> **AIM OF THE TASK**
Retype all of the listing exactly, passing over any picture you find.

> **DATASET RECORDS**

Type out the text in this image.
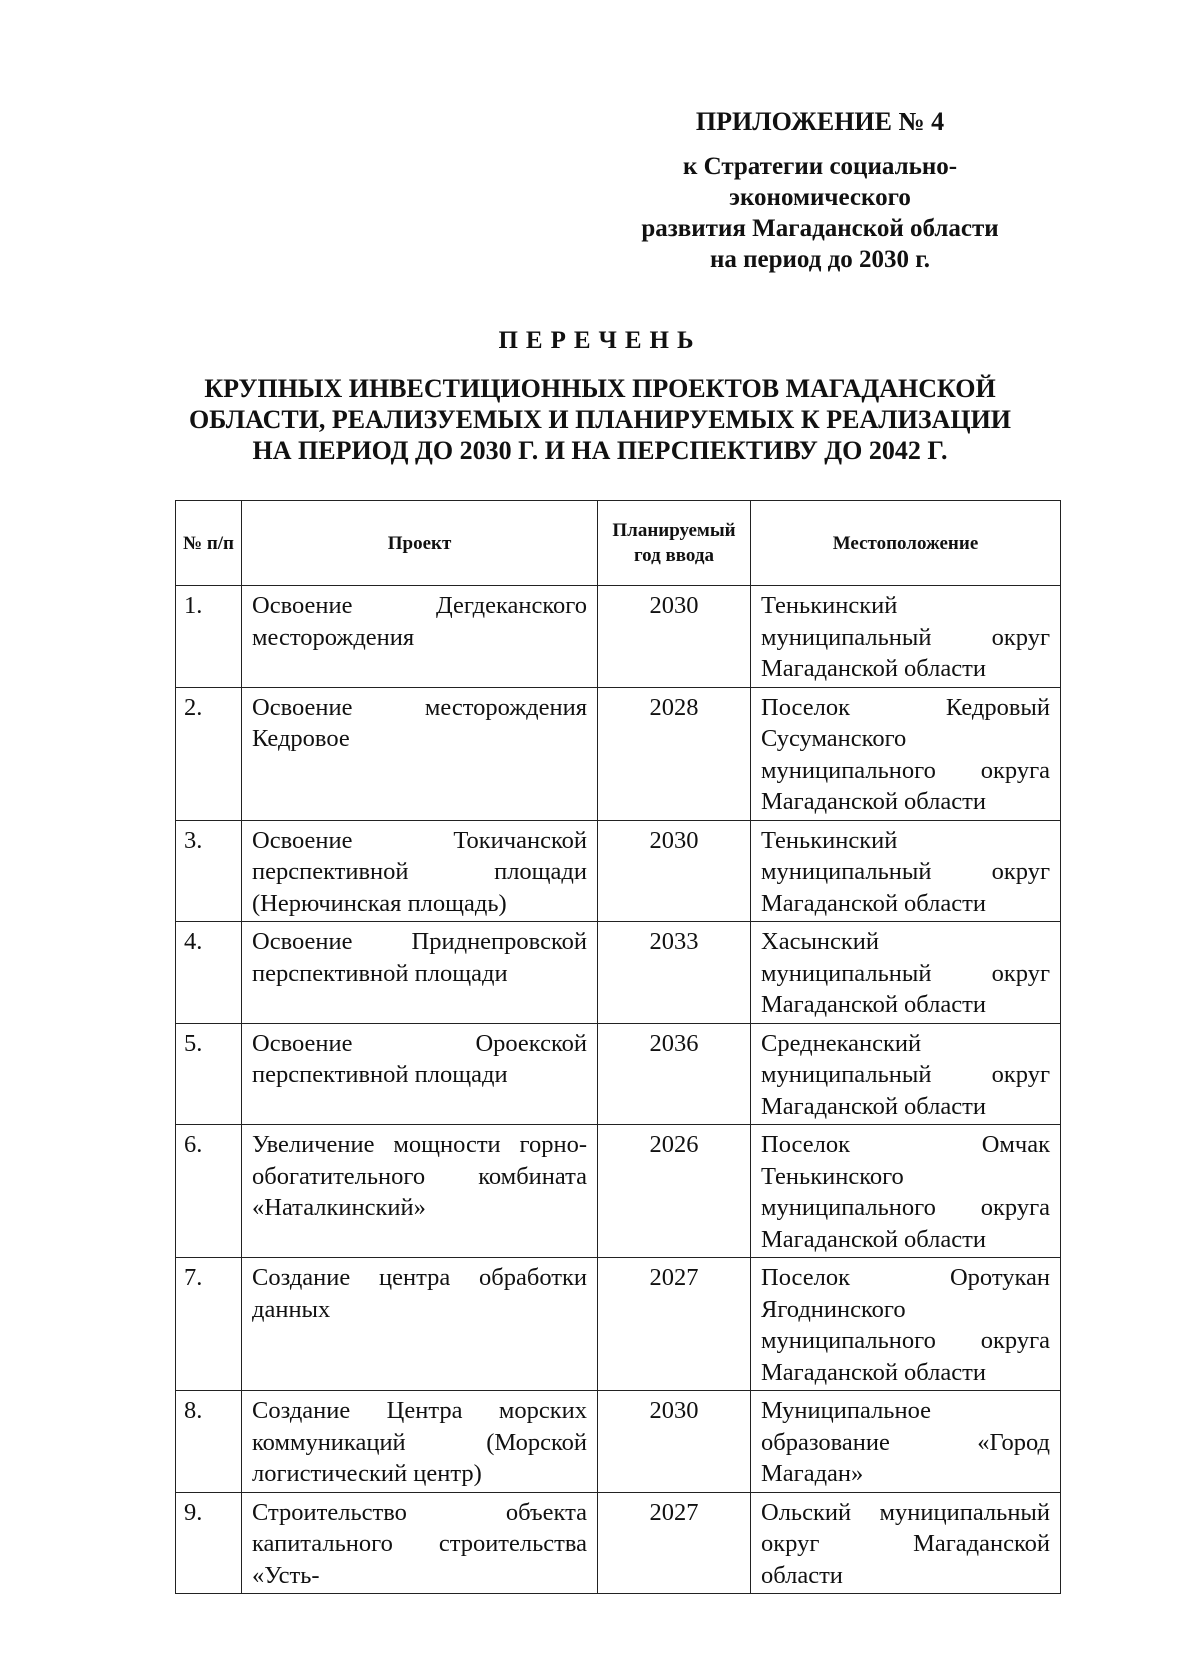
ПРИЛОЖЕНИЕ № 4
к Стратегии социально-
экономического
развития Магаданской области
на период до 2030 г.
ПЕРЕЧЕНЬ
КРУПНЫХ ИНВЕСТИЦИОННЫХ ПРОЕКТОВ МАГАДАНСКОЙ
ОБЛАСТИ, РЕАЛИЗУЕМЫХ И ПЛАНИРУЕМЫХ К РЕАЛИЗАЦИИ
НА ПЕРИОД ДО 2030 Г. И НА ПЕРСПЕКТИВУ ДО 2042 Г.
№ п/п	Проект	Планируемый год ввода	Местоположение
1.	Освоение Дегдеканского месторождения	2030	Тенькинский муниципальный округ Магаданской области
2.	Освоение месторождения Кедровое	2028	Поселок Кедровый Сусуманского муниципального округа Магаданской области
3.	Освоение Токичанской перспективной площади (Нерючинская площадь)	2030	Тенькинский муниципальный округ Магаданской области
4.	Освоение Приднепровской перспективной площади	2033	Хасынский муниципальный округ Магаданской области
5.	Освоение Ороекской перспективной площади	2036	Среднеканский муниципальный округ Магаданской области
6.	Увеличение мощности горно-обогатительного комбината «Наталкинский»	2026	Поселок Омчак Тенькинского муниципального округа Магаданской области
7.	Создание центра обработки данных	2027	Поселок Оротукан Ягоднинского муниципального округа Магаданской области
8.	Создание Центра морских коммуникаций (Морской логистический центр)	2030	Муниципальное образование «Город Магадан»
9.	Строительство объекта капитального строительства «Усть-	2027	Ольский муниципальный округ Магаданской области
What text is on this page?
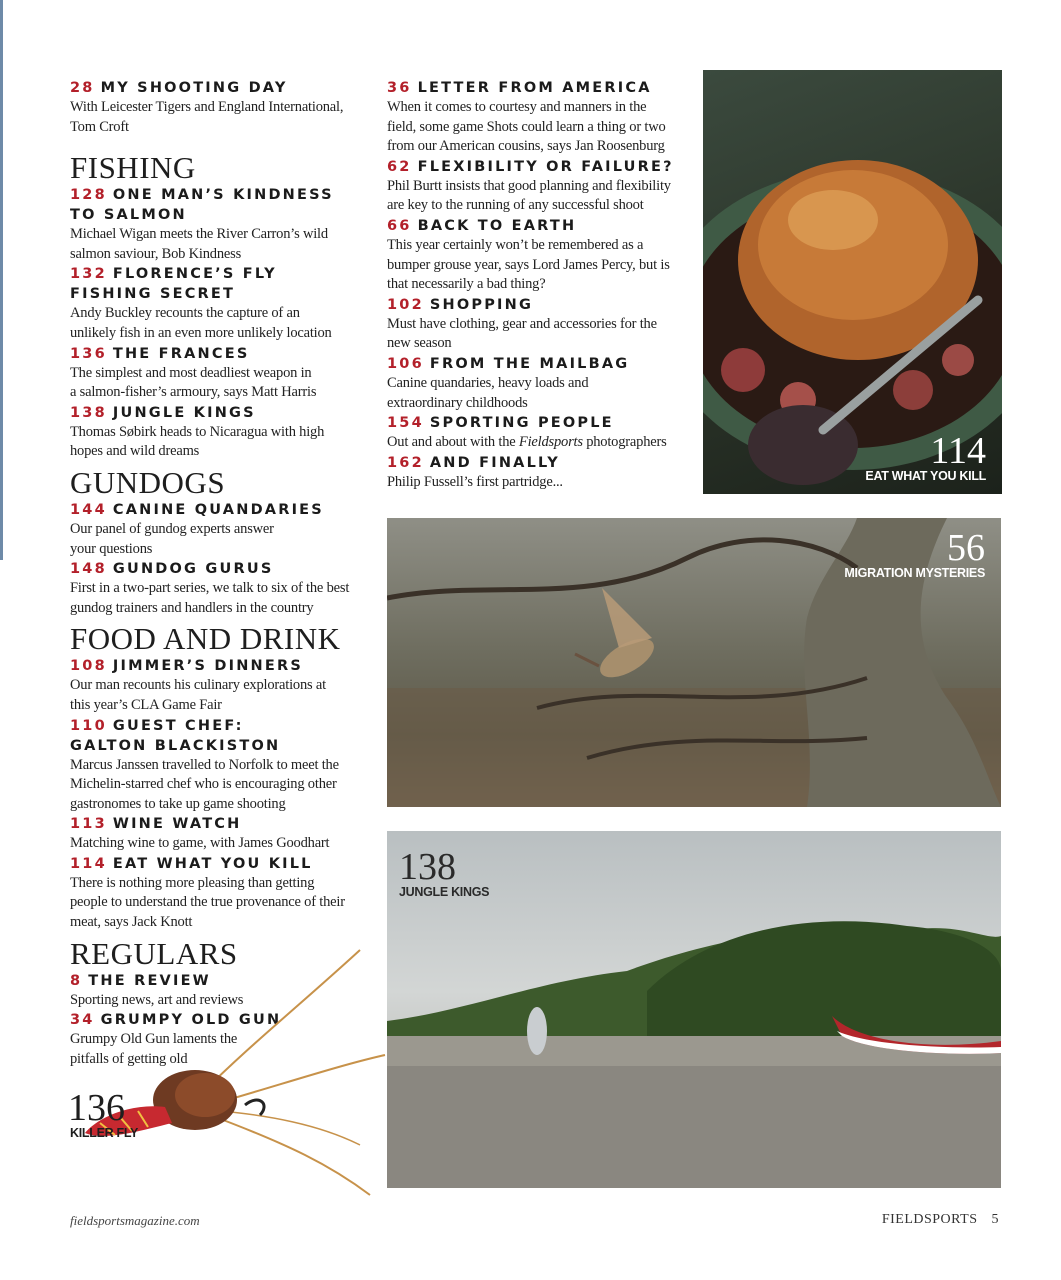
28 MY SHOOTING DAY
With Leicester Tigers and England International,
Tom Croft
FISHING
128 ONE MAN’S KINDNESS
TO SALMON
Michael Wigan meets the River Carron’s wild
salmon saviour, Bob Kindness
132 FLORENCE’S FLY
FISHING SECRET
Andy Buckley recounts the capture of an
unlikely fish in an even more unlikely location
136 THE FRANCES
The simplest and most deadliest weapon in
a salmon-fisher’s armoury, says Matt Harris
138 JUNGLE KINGS
Thomas Søbirk heads to Nicaragua with high
hopes and wild dreams
GUNDOGS
144 CANINE QUANDARIES
Our panel of gundog experts answer
your questions
148 GUNDOG GURUS
First in a two-part series, we talk to six of the best
gundog trainers and handlers in the country
FOOD AND DRINK
108 JIMMER’S DINNERS
Our man recounts his culinary explorations at
this year’s CLA Game Fair
110 GUEST CHEF:
GALTON BLACKISTON
Marcus Janssen travelled to Norfolk to meet the
Michelin-starred chef who is encouraging other
gastronomes to take up game shooting
113 WINE WATCH
Matching wine to game, with James Goodhart
114 EAT WHAT YOU KILL
There is nothing more pleasing than getting
people to understand the true provenance of their
meat, says Jack Knott
REGULARS
8 THE REVIEW
Sporting news, art and reviews
34 GRUMPY OLD GUN
Grumpy Old Gun laments the
pitfalls of getting old
36 LETTER FROM AMERICA
When it comes to courtesy and manners in the
field, some game Shots could learn a thing or two
from our American cousins, says Jan Roosenburg
62 FLEXIBILITY OR FAILURE?
Phil Burtt insists that good planning and flexibility
are key to the running of any successful shoot
66 BACK TO EARTH
This year certainly won’t be remembered as a
bumper grouse year, says Lord James Percy, but is
that necessarily a bad thing?
102 SHOPPING
Must have clothing, gear and accessories for the
new season
106 FROM THE MAILBAG
Canine quandaries, heavy loads and
extraordinary childhoods
154 SPORTING PEOPLE
Out and about with the Fieldsports photographers
162 AND FINALLY
Philip Fussell’s first partridge...
114
EAT WHAT YOU KILL
56
MIGRATION MYSTERIES
138
JUNGLE KINGS
136
KILLER FLY
fieldsportsmagazine.com	FIELDSPORTS 5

> **REPLY TO THE EXERCISE**
Type out the text in this image.
ПРИЛОЖЕНИЕ № 4
к Стратегии социально-
экономического
развития Магаданской области
на период до 2030 г.
ПЕРЕЧЕНЬ
КРУПНЫХ ИНВЕСТИЦИОННЫХ ПРОЕКТОВ МАГАДАНСКОЙ
ОБЛАСТИ, РЕАЛИЗУЕМЫХ И ПЛАНИРУЕМЫХ К РЕАЛИЗАЦИИ
НА ПЕРИОД ДО 2030 Г. И НА ПЕРСПЕКТИВУ ДО 2042 Г.
№ п/п	Проект	Планируемый год ввода	Местоположение
1.	Освоение Дегдеканского месторождения	2030	Тенькинский муниципальный округ Магаданской области
2.	Освоение месторождения Кедровое	2028	Поселок Кедровый Сусуманского муниципального округа Магаданской области
3.	Освоение Токичанской перспективной площади (Нерючинская площадь)	2030	Тенькинский муниципальный округ Магаданской области
4.	Освоение Приднепровской перспективной площади	2033	Хасынский муниципальный округ Магаданской области
5.	Освоение Ороекской перспективной площади	2036	Среднеканский муниципальный округ Магаданской области
6.	Увеличение мощности горно-обогатительного комбината «Наталкинский»	2026	Поселок Омчак Тенькинского муниципального округа Магаданской области
7.	Создание центра обработки данных	2027	Поселок Оротукан Ягоднинского муниципального округа Магаданской области
8.	Создание Центра морских коммуникаций (Морской логистический центр)	2030	Муниципальное образование «Город Магадан»
9.	Строительство объекта капитального строительства «Усть-	2027	Ольский муниципальный округ Магаданской области
What text is on this page?
28 MY SHOOTING DAY
With Leicester Tigers and England International,
Tom Croft
FISHING
128 ONE MAN’S KINDNESS
TO SALMON
Michael Wigan meets the River Carron’s wild
salmon saviour, Bob Kindness
132 FLORENCE’S FLY
FISHING SECRET
Andy Buckley recounts the capture of an
unlikely fish in an even more unlikely location
136 THE FRANCES
The simplest and most deadliest weapon in
a salmon-fisher’s armoury, says Matt Harris
138 JUNGLE KINGS
Thomas Søbirk heads to Nicaragua with high
hopes and wild dreams
GUNDOGS
144 CANINE QUANDARIES
Our panel of gundog experts answer
your questions
148 GUNDOG GURUS
First in a two-part series, we talk to six of the best
gundog trainers and handlers in the country
FOOD AND DRINK
108 JIMMER’S DINNERS
Our man recounts his culinary explorations at
this year’s CLA Game Fair
110 GUEST CHEF:
GALTON BLACKISTON
Marcus Janssen travelled to Norfolk to meet the
Michelin-starred chef who is encouraging other
gastronomes to take up game shooting
113 WINE WATCH
Matching wine to game, with James Goodhart
114 EAT WHAT YOU KILL
There is nothing more pleasing than getting
people to understand the true provenance of their
meat, says Jack Knott
REGULARS
8 THE REVIEW
Sporting news, art and reviews
34 GRUMPY OLD GUN
Grumpy Old Gun laments the
pitfalls of getting old
36 LETTER FROM AMERICA
When it comes to courtesy and manners in the
field, some game Shots could learn a thing or two
from our American cousins, says Jan Roosenburg
62 FLEXIBILITY OR FAILURE?
Phil Burtt insists that good planning and flexibility
are key to the running of any successful shoot
66 BACK TO EARTH
This year certainly won’t be remembered as a
bumper grouse year, says Lord James Percy, but is
that necessarily a bad thing?
102 SHOPPING
Must have clothing, gear and accessories for the
new season
106 FROM THE MAILBAG
Canine quandaries, heavy loads and
extraordinary childhoods
154 SPORTING PEOPLE
Out and about with the Fieldsports photographers
162 AND FINALLY
Philip Fussell’s first partridge...
114
EAT WHAT YOU KILL
56
MIGRATION MYSTERIES
138
JUNGLE KINGS
136
KILLER FLY
fieldsportsmagazine.com	FIELDSPORTS 5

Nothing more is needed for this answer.